──────── AVAILABLE DATA
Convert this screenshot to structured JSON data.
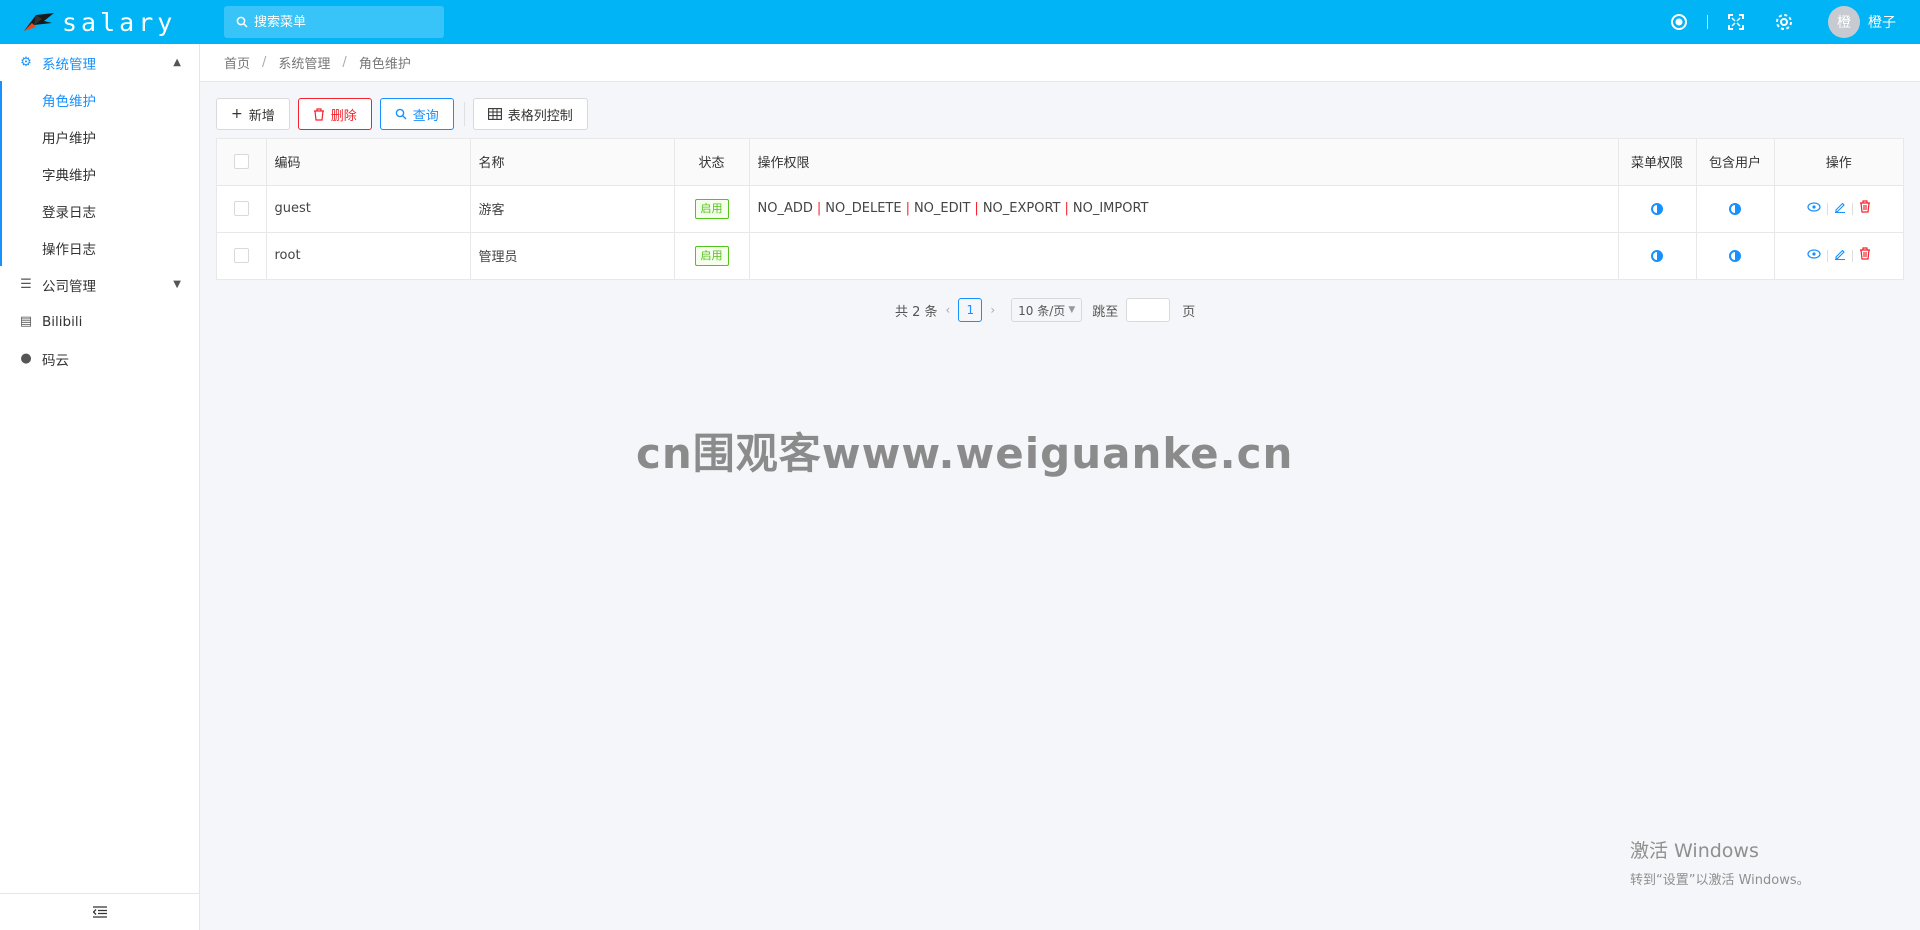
{
  "app": {
    "logo_text": "salary"
  },
  "header": {
    "search_placeholder": "搜索菜单",
    "username": "橙子",
    "avatar_text": "橙",
    "icons": [
      "radio-icon",
      "fullscreen-icon",
      "gear-icon"
    ]
  },
  "sidebar": {
    "group_system": "系统管理",
    "sub_items": [
      "角色维护",
      "用户维护",
      "字典维护",
      "登录日志",
      "操作日志"
    ],
    "group_company": "公司管理",
    "link_bilibili": "Bilibili",
    "link_gitee": "码云"
  },
  "breadcrumb": [
    "首页",
    "系统管理",
    "角色维护"
  ],
  "toolbar": {
    "add": "新增",
    "delete": "删除",
    "query": "查询",
    "columns": "表格列控制"
  },
  "table": {
    "headers": [
      "编码",
      "名称",
      "状态",
      "操作权限",
      "菜单权限",
      "包含用户",
      "操作"
    ],
    "rows": [
      {
        "code": "guest",
        "name": "游客",
        "status": "启用",
        "perms": [
          "NO_ADD",
          "NO_DELETE",
          "NO_EDIT",
          "NO_EXPORT",
          "NO_IMPORT"
        ]
      },
      {
        "code": "root",
        "name": "管理员",
        "status": "启用",
        "perms": []
      }
    ],
    "perm_separator": "|"
  },
  "pagination": {
    "total_text": "共 2 条",
    "current_page": "1",
    "page_size": "10 条/页",
    "jump_label": "跳至",
    "page_label": "页"
  },
  "overlay": {
    "watermark": "cn围观客www.weiguanke.cn",
    "activate_title": "激活 Windows",
    "activate_sub": "转到“设置”以激活 Windows。"
  },
  "colors": {
    "header_bg": "#00b4f6",
    "primary": "#1890ff",
    "danger": "#f5222d",
    "success": "#52c41a"
  }
}
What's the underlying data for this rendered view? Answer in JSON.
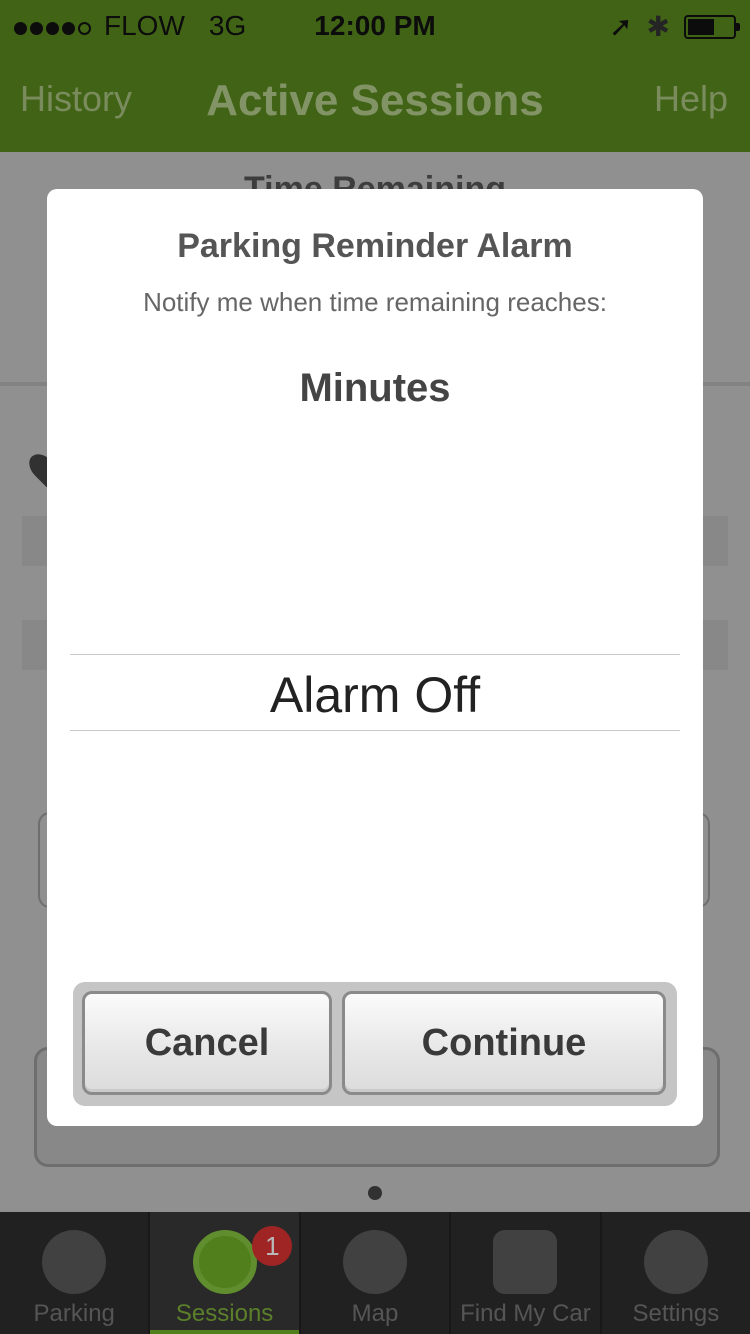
{
  "status_bar": {
    "carrier": "FLOW",
    "network": "3G",
    "time": "12:00 PM",
    "icons": [
      "location-arrow-icon",
      "bluetooth-icon",
      "battery-icon"
    ]
  },
  "nav_bar": {
    "left": "History",
    "title": "Active Sessions",
    "right": "Help"
  },
  "background": {
    "section_title": "Time Remaining"
  },
  "dialog": {
    "title": "Parking Reminder Alarm",
    "subtitle": "Notify me when time remaining reaches:",
    "picker_header": "Minutes",
    "selected_value": "Alarm Off",
    "cancel_label": "Cancel",
    "continue_label": "Continue"
  },
  "tabs": [
    {
      "label": "Parking",
      "icon": "parking-meter-icon"
    },
    {
      "label": "Sessions",
      "icon": "sessions-clock-icon",
      "badge": "1",
      "active": true
    },
    {
      "label": "Map",
      "icon": "globe-icon"
    },
    {
      "label": "Find My Car",
      "icon": "car-icon"
    },
    {
      "label": "Settings",
      "icon": "gear-icon"
    }
  ],
  "colors": {
    "header_green": "#5a8a1f",
    "active_tab_green": "#6fb028",
    "badge_red": "#dd3333"
  }
}
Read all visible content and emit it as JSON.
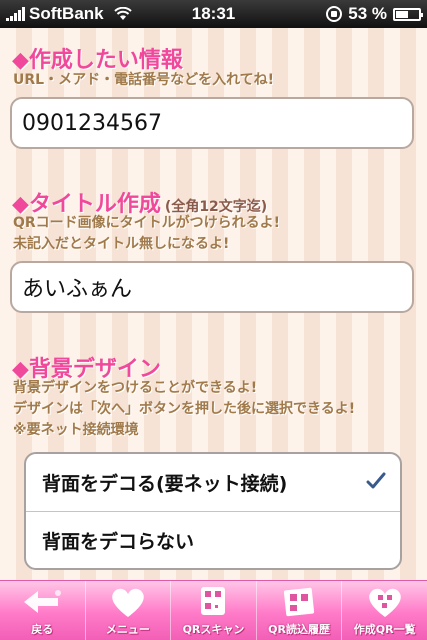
────────────────
• [WHAT IS ASKED]:
Your copy of the data above should match it exactly, except that pictures are left out.

• [WRITTEN ANSWER]:
Convert this screenshot to structured JSON data.
{
  "app": {
    "logo_text": "salary"
  },
  "header": {
    "search_placeholder": "搜索菜单",
    "username": "橙子",
    "avatar_text": "橙",
    "icons": [
      "radio-icon",
      "fullscreen-icon",
      "gear-icon"
    ]
  },
  "sidebar": {
    "group_system": "系统管理",
    "sub_items": [
      "角色维护",
      "用户维护",
      "字典维护",
      "登录日志",
      "操作日志"
    ],
    "group_company": "公司管理",
    "link_bilibili": "Bilibili",
    "link_gitee": "码云"
  },
  "breadcrumb": [
    "首页",
    "系统管理",
    "角色维护"
  ],
  "toolbar": {
    "add": "新增",
    "delete": "删除",
    "query": "查询",
    "columns": "表格列控制"
  },
  "table": {
    "headers": [
      "编码",
      "名称",
      "状态",
      "操作权限",
      "菜单权限",
      "包含用户",
      "操作"
    ],
    "rows": [
      {
        "code": "guest",
        "name": "游客",
        "status": "启用",
        "perms": [
          "NO_ADD",
          "NO_DELETE",
          "NO_EDIT",
          "NO_EXPORT",
          "NO_IMPORT"
        ]
      },
      {
        "code": "root",
        "name": "管理员",
        "status": "启用",
        "perms": []
      }
    ],
    "perm_separator": "|"
  },
  "pagination": {
    "total_text": "共 2 条",
    "current_page": "1",
    "page_size": "10 条/页",
    "jump_label": "跳至",
    "page_label": "页"
  },
  "overlay": {
    "watermark": "cn围观客www.weiguanke.cn",
    "activate_title": "激活 Windows",
    "activate_sub": "转到“设置”以激活 Windows。"
  },
  "colors": {
    "header_bg": "#00b4f6",
    "primary": "#1890ff",
    "danger": "#f5222d",
    "success": "#52c41a"
  }
}
What's the underlying data for this rendered view? Answer in JSON.
{
  "status_bar": {
    "carrier": "FLOW",
    "network": "3G",
    "time": "12:00 PM",
    "icons": [
      "location-arrow-icon",
      "bluetooth-icon",
      "battery-icon"
    ]
  },
  "nav_bar": {
    "left": "History",
    "title": "Active Sessions",
    "right": "Help"
  },
  "background": {
    "section_title": "Time Remaining"
  },
  "dialog": {
    "title": "Parking Reminder Alarm",
    "subtitle": "Notify me when time remaining reaches:",
    "picker_header": "Minutes",
    "selected_value": "Alarm Off",
    "cancel_label": "Cancel",
    "continue_label": "Continue"
  },
  "tabs": [
    {
      "label": "Parking",
      "icon": "parking-meter-icon"
    },
    {
      "label": "Sessions",
      "icon": "sessions-clock-icon",
      "badge": "1",
      "active": true
    },
    {
      "label": "Map",
      "icon": "globe-icon"
    },
    {
      "label": "Find My Car",
      "icon": "car-icon"
    },
    {
      "label": "Settings",
      "icon": "gear-icon"
    }
  ],
  "colors": {
    "header_green": "#5a8a1f",
    "active_tab_green": "#6fb028",
    "badge_red": "#dd3333"
  }
}
Read all visible content and emit it as JSON.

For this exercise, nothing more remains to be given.